* Your goal *
Count how many lines include "screenshot" and answer with that number only.
─── Input for this task ───
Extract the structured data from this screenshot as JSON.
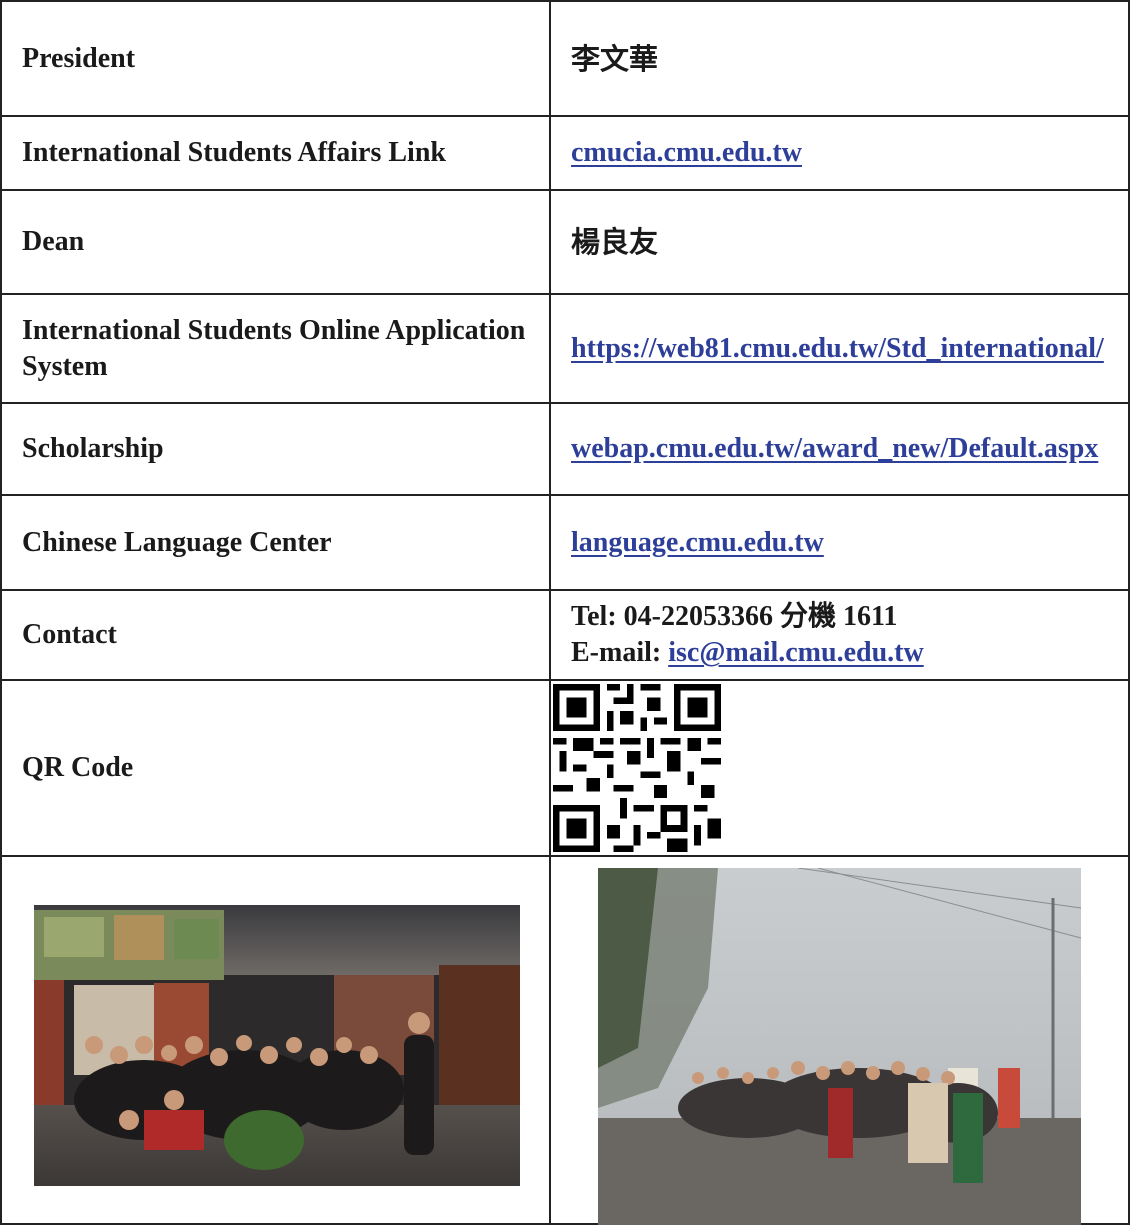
{
  "rows": [
    {
      "label": "President",
      "value": "李文華"
    },
    {
      "label": "International Students Affairs Link",
      "value": "cmucia.cmu.edu.tw"
    },
    {
      "label": "Dean",
      "value": "楊良友"
    },
    {
      "label": "International Students Online Application System",
      "value": "https://web81.cmu.edu.tw/Std_international/"
    },
    {
      "label": "Scholarship",
      "value": "webap.cmu.edu.tw/award_new/Default.aspx"
    },
    {
      "label": "Chinese Language Center",
      "value": "language.cmu.edu.tw"
    },
    {
      "label": "Contact",
      "tel": "Tel: 04-22053366 分機 1611",
      "email_label": "E-mail:",
      "email": "isc@mail.cmu.edu.tw"
    },
    {
      "label": "QR Code"
    }
  ],
  "icons": {
    "qr": "qr-code-image",
    "photo_left": "group-photo-restaurant",
    "photo_right": "group-photo-foggy-mountain"
  },
  "colors": {
    "link": "#2e3f9a",
    "border": "#222222"
  }
}
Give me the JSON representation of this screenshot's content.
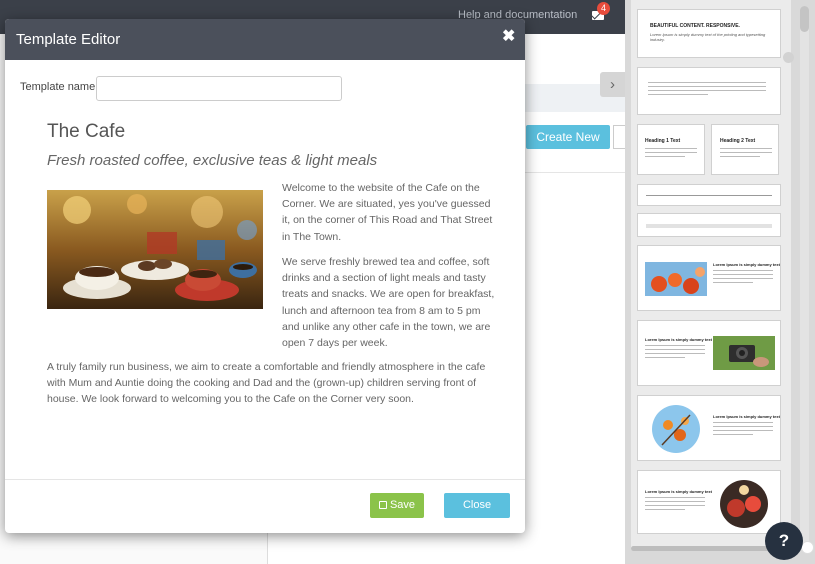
{
  "topbar": {
    "help_link": "Help and documentation",
    "notification_count": "4"
  },
  "background": {
    "create_new_label": "Create New"
  },
  "modal": {
    "title": "Template Editor",
    "close_glyph": "✖",
    "template_name_label": "Template name",
    "template_name_value": "",
    "save_label": "Save",
    "close_label": "Close"
  },
  "content": {
    "title": "The Cafe",
    "subtitle": "Fresh roasted coffee, exclusive teas & light meals",
    "paragraph_1": "Welcome to the website of the Cafe on the Corner. We are situated, yes you've guessed it, on the corner of This Road and That Street in The Town.",
    "paragraph_2": "We serve freshly brewed tea and coffee, soft drinks and a section of light meals and tasty treats and snacks. We are open for breakfast, lunch and afternoon tea from 8 am to 5 pm and unlike any other cafe in the town, we are open 7 days per week.",
    "paragraph_3": "A truly family run business, we aim to create a comfortable and friendly atmosphere in the cafe with Mum and Auntie doing the cooking and Dad and the (grown-up) children serving front of house. We look forward to welcoming you to the Cafe on the Corner very soon."
  },
  "snippets": {
    "thumb_1_title": "BEAUTIFUL CONTENT. RESPONSIVE.",
    "thumb_1_sub": "Lorem Ipsum is simply dummy text of the printing and typesetting industry.",
    "heading_1": "Heading 1 Text",
    "heading_2": "Heading 2 Text",
    "dummy_heading": "Lorem Ipsum is simply dummy text"
  },
  "colors": {
    "header": "#4b505b",
    "save": "#8bc34a",
    "close": "#5bc0de",
    "badge": "#e74c3c"
  },
  "icons": {
    "mail": "envelope-icon",
    "close": "close-icon",
    "save": "floppy-disk-icon",
    "panel_toggle": "chevron-right-icon",
    "help": "question-mark-icon"
  }
}
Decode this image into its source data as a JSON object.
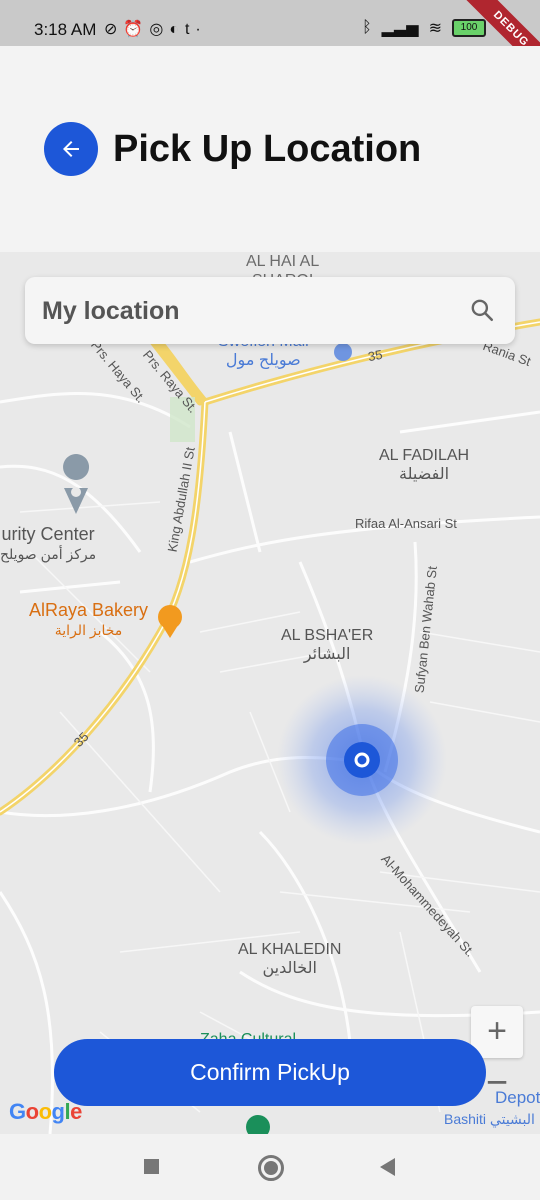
{
  "status_bar": {
    "time": "3:18 AM",
    "left_icons": [
      "wifi-off-icon",
      "alarm-icon",
      "whatsapp-icon",
      "app-icon",
      "tumblr-icon",
      "dot-icon"
    ],
    "right_icons": [
      "bluetooth-icon",
      "signal-icon",
      "wifi-icon",
      "battery-icon"
    ],
    "battery_level": "100",
    "debug_banner": "DEBUG"
  },
  "header": {
    "back_icon": "arrow-left-icon",
    "title": "Pick Up Location"
  },
  "search": {
    "value": "My location",
    "icon": "search-icon"
  },
  "map": {
    "labels": {
      "al_hai": "AL HAI AL",
      "al_hai_2": "SHARQI",
      "swefieh_mall": "Swefieh Mall",
      "swefieh_mall_ar": "صويلح مول",
      "al_fadilah": "AL FADILAH",
      "al_fadilah_ar": "الفضيلة",
      "security_center": "urity Center",
      "security_center_ar": "مركز أمن صويلح",
      "alraya_bakery": "AlRaya Bakery",
      "alraya_bakery_ar": "مخابز الراية",
      "al_bshaer": "AL BSHA'ER",
      "al_bshaer_ar": "البشائر",
      "al_khaledin": "AL KHALEDIN",
      "al_khaledin_ar": "الخالدين",
      "zaha_cultural": "Zaha Cultural",
      "bashiti_depot": "Depot",
      "bashiti": "Bashiti",
      "bashiti_ar": "البشيتي"
    },
    "streets": {
      "prs_haya": "Prs. Haya St.",
      "prs_raya": "Prs. Raya St.",
      "king_abdullah": "King Abdullah II St",
      "rifaa": "Rifaa Al-Ansari St",
      "sufyan": "Sufyan Ben Wahab St",
      "al_mohammedeyah": "Al-Mohammedeyah St.",
      "route_35": "35",
      "route_35_b": "35",
      "rania": "Rania St"
    },
    "zoom_in": "+",
    "zoom_out": "−",
    "attribution": "Google"
  },
  "confirm_button": "Confirm PickUp",
  "nav_bar": {
    "recent": "square-icon",
    "home": "circle-icon",
    "back": "triangle-back-icon"
  },
  "colors": {
    "accent": "#1d57d8",
    "road_major": "#f5d76e",
    "map_bg": "#e8e8e8"
  }
}
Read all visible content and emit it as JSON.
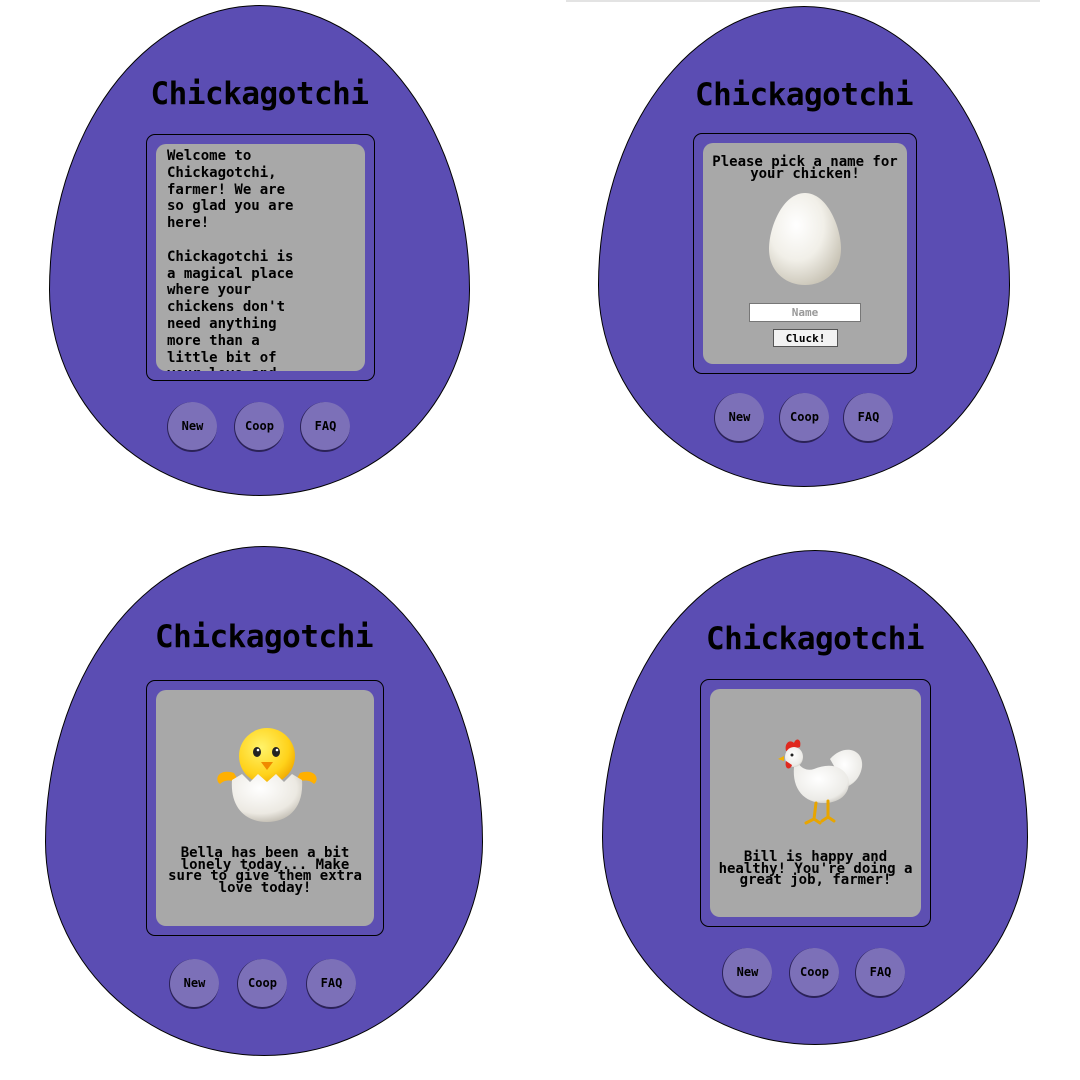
{
  "app": {
    "title": "Chickagotchi"
  },
  "nav": {
    "new_label": "New",
    "coop_label": "Coop",
    "faq_label": "FAQ"
  },
  "screens": {
    "welcome": {
      "text": "Welcome to\nChickagotchi,\nfarmer! We are\nso glad you are\nhere!\n\nChickagotchi is\na magical place\nwhere your\nchickens don't\nneed anything\nmore than a\nlittle bit of\nyour love and"
    },
    "naming": {
      "prompt": "Please pick a name for your chicken!",
      "name_placeholder": "Name",
      "submit_label": "Cluck!",
      "icon": "egg-icon"
    },
    "lonely": {
      "message": "Bella has been a bit lonely today... Make sure to give them extra love today!",
      "icon": "hatching-chick-icon"
    },
    "happy": {
      "message": "Bill is happy and healthy! You're doing a great job, farmer!",
      "icon": "rooster-icon"
    }
  },
  "colors": {
    "device": "#5b4db3",
    "screen": "#a8a8a8",
    "button": "#7c70b8"
  }
}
───
* Written answer *
2